▸ What this task involves
Copy exactly the lines from the "Output the text content of this document." line to the end, both included, and nothing else.

▶

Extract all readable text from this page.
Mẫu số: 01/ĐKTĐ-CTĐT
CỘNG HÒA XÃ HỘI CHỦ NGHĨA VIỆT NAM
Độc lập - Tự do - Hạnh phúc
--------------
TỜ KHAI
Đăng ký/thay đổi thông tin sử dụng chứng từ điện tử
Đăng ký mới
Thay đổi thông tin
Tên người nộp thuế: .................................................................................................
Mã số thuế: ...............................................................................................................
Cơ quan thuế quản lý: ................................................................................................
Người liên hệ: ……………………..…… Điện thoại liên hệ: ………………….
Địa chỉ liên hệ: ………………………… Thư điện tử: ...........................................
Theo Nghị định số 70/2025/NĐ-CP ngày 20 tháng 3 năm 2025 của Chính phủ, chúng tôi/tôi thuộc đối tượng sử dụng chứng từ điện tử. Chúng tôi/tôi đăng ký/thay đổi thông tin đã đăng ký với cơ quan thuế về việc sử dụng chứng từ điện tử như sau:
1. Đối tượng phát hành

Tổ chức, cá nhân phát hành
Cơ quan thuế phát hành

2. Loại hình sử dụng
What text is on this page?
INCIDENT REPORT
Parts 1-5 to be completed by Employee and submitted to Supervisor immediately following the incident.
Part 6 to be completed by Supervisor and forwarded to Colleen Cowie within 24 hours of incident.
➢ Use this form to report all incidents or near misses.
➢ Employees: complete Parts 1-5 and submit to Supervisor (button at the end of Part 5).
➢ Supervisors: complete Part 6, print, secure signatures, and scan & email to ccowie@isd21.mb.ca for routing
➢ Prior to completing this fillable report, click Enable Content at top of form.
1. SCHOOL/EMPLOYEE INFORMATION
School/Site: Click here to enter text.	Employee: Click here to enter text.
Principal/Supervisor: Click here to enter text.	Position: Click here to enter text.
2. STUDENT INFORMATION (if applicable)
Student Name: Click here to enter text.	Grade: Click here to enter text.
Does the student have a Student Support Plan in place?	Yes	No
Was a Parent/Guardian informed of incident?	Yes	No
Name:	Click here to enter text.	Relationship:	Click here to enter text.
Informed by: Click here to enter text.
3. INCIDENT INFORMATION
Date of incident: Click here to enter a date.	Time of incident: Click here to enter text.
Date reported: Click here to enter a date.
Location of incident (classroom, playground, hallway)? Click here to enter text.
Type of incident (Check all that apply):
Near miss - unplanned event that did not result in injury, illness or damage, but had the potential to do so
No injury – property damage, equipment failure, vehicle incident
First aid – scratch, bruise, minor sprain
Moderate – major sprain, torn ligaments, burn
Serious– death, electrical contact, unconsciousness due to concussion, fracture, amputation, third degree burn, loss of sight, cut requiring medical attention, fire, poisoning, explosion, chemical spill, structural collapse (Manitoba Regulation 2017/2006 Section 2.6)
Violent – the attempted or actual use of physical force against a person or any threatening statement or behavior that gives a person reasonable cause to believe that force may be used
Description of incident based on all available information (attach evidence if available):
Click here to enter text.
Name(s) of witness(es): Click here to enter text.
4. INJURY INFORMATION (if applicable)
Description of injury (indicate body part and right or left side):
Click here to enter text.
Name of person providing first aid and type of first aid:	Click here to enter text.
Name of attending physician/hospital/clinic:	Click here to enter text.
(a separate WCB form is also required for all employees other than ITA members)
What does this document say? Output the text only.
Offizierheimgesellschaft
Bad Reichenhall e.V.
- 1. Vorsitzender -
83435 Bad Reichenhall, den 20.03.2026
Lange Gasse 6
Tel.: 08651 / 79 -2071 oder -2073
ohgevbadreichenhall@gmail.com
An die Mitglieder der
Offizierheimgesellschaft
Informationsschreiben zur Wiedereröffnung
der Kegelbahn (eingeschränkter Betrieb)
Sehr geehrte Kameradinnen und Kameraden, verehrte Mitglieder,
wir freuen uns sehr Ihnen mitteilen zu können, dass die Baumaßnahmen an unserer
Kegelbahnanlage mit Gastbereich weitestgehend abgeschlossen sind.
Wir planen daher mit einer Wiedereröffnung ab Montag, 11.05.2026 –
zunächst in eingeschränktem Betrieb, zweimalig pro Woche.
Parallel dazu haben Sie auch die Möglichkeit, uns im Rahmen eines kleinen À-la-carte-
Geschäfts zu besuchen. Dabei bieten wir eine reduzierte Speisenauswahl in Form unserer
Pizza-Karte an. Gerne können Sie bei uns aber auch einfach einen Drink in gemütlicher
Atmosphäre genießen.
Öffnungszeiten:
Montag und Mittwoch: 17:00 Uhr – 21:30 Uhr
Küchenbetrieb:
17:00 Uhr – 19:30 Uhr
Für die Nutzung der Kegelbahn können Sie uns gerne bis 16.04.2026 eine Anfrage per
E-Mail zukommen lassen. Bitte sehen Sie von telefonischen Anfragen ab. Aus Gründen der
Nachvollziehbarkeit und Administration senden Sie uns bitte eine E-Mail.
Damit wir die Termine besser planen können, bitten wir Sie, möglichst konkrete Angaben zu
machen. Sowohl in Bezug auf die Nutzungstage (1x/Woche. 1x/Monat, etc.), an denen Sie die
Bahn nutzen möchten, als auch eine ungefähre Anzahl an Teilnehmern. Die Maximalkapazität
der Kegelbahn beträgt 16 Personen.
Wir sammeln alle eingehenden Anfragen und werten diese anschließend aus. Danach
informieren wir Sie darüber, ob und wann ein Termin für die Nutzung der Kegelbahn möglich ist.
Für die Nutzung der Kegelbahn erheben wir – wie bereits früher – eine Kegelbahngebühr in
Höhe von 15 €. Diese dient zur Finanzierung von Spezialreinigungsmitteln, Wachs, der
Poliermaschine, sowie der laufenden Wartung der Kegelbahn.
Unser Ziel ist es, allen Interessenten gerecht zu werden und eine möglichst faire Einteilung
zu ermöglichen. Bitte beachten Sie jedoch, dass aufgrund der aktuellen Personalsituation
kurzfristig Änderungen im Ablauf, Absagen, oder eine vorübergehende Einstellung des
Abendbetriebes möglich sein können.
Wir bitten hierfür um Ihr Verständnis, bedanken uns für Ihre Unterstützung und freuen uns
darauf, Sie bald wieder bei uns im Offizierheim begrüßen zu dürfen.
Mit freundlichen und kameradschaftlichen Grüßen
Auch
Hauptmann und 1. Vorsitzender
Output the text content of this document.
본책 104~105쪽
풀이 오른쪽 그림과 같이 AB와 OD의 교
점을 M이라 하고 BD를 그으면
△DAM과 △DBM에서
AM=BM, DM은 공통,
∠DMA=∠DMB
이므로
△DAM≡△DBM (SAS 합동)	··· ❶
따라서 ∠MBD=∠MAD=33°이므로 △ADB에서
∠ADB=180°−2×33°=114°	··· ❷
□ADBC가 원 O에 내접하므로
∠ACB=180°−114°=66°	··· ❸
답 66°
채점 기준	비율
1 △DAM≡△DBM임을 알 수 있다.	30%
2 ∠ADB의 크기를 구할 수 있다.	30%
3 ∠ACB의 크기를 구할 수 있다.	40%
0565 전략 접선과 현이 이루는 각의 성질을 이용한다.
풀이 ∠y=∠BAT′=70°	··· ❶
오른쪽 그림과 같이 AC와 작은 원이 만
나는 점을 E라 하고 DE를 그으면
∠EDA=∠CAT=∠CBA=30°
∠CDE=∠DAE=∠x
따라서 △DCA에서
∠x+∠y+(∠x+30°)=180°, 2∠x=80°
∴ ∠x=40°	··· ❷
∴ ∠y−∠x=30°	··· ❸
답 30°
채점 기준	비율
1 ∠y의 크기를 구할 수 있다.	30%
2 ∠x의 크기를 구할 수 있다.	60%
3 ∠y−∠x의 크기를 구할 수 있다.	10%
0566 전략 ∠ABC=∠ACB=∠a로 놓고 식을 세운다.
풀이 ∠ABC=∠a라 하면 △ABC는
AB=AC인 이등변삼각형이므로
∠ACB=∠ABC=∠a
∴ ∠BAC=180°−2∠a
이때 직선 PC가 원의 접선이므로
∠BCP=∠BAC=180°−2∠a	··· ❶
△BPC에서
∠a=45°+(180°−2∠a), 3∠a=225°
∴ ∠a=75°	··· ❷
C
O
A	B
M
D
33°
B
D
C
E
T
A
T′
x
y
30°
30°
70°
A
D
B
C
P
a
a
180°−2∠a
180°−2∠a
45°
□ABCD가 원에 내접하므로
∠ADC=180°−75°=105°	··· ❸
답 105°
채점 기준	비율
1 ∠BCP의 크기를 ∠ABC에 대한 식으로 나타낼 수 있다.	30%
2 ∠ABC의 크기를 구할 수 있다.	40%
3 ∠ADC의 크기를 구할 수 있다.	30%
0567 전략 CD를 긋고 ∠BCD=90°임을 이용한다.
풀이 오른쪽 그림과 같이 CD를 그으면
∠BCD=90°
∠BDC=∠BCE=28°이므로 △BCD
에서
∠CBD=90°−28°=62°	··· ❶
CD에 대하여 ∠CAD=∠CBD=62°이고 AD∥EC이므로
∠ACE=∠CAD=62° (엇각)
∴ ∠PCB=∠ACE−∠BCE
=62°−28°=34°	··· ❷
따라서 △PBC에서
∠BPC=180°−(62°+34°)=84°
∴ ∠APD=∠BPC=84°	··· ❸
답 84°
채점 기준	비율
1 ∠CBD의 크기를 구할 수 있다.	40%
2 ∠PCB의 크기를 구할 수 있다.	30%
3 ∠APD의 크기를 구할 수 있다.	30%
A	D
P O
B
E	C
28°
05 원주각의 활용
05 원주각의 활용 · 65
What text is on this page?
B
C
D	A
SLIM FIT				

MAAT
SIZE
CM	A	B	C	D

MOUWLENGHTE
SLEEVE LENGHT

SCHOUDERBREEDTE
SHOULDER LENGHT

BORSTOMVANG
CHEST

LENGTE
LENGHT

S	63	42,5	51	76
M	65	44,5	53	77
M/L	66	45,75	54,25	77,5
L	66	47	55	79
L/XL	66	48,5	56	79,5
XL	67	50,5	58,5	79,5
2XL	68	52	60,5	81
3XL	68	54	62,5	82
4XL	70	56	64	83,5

◀

▸ Output for this task
Output the text content of this document.
본책 104~105쪽
풀이 오른쪽 그림과 같이 AB와 OD의 교
점을 M이라 하고 BD를 그으면
△DAM과 △DBM에서
AM=BM, DM은 공통,
∠DMA=∠DMB
이므로
△DAM≡△DBM (SAS 합동)	··· ❶
따라서 ∠MBD=∠MAD=33°이므로 △ADB에서
∠ADB=180°−2×33°=114°	··· ❷
□ADBC가 원 O에 내접하므로
∠ACB=180°−114°=66°	··· ❸
답 66°
채점 기준	비율
1 △DAM≡△DBM임을 알 수 있다.	30%
2 ∠ADB의 크기를 구할 수 있다.	30%
3 ∠ACB의 크기를 구할 수 있다.	40%
0565 전략 접선과 현이 이루는 각의 성질을 이용한다.
풀이 ∠y=∠BAT′=70°	··· ❶
오른쪽 그림과 같이 AC와 작은 원이 만
나는 점을 E라 하고 DE를 그으면
∠EDA=∠CAT=∠CBA=30°
∠CDE=∠DAE=∠x
따라서 △DCA에서
∠x+∠y+(∠x+30°)=180°, 2∠x=80°
∴ ∠x=40°	··· ❷
∴ ∠y−∠x=30°	··· ❸
답 30°
채점 기준	비율
1 ∠y의 크기를 구할 수 있다.	30%
2 ∠x의 크기를 구할 수 있다.	60%
3 ∠y−∠x의 크기를 구할 수 있다.	10%
0566 전략 ∠ABC=∠ACB=∠a로 놓고 식을 세운다.
풀이 ∠ABC=∠a라 하면 △ABC는
AB=AC인 이등변삼각형이므로
∠ACB=∠ABC=∠a
∴ ∠BAC=180°−2∠a
이때 직선 PC가 원의 접선이므로
∠BCP=∠BAC=180°−2∠a	··· ❶
△BPC에서
∠a=45°+(180°−2∠a), 3∠a=225°
∴ ∠a=75°	··· ❷
C
O
A	B
M
D
33°
B
D
C
E
T
A
T′
x
y
30°
30°
70°
A
D
B
C
P
a
a
180°−2∠a
180°−2∠a
45°
□ABCD가 원에 내접하므로
∠ADC=180°−75°=105°	··· ❸
답 105°
채점 기준	비율
1 ∠BCP의 크기를 ∠ABC에 대한 식으로 나타낼 수 있다.	30%
2 ∠ABC의 크기를 구할 수 있다.	40%
3 ∠ADC의 크기를 구할 수 있다.	30%
0567 전략 CD를 긋고 ∠BCD=90°임을 이용한다.
풀이 오른쪽 그림과 같이 CD를 그으면
∠BCD=90°
∠BDC=∠BCE=28°이므로 △BCD
에서
∠CBD=90°−28°=62°	··· ❶
CD에 대하여 ∠CAD=∠CBD=62°이고 AD∥EC이므로
∠ACE=∠CAD=62° (엇각)
∴ ∠PCB=∠ACE−∠BCE
=62°−28°=34°	··· ❷
따라서 △PBC에서
∠BPC=180°−(62°+34°)=84°
∴ ∠APD=∠BPC=84°	··· ❸
답 84°
채점 기준	비율
1 ∠CBD의 크기를 구할 수 있다.	40%
2 ∠PCB의 크기를 구할 수 있다.	30%
3 ∠APD의 크기를 구할 수 있다.	30%
A	D
P O
B
E	C
28°
05 원주각의 활용
05 원주각의 활용 · 65
What text is on this page?
B
C
D	A
SLIM FIT				

MAAT
SIZE
CM	A	B	C	D

MOUWLENGHTE
SLEEVE LENGHT

SCHOUDERBREEDTE
SHOULDER LENGHT

BORSTOMVANG
CHEST

LENGTE
LENGHT

S	63	42,5	51	76
M	65	44,5	53	77
M/L	66	45,75	54,25	77,5
L	66	47	55	79
L/XL	66	48,5	56	79,5
XL	67	50,5	58,5	79,5
2XL	68	52	60,5	81
3XL	68	54	62,5	82
4XL	70	56	64	83,5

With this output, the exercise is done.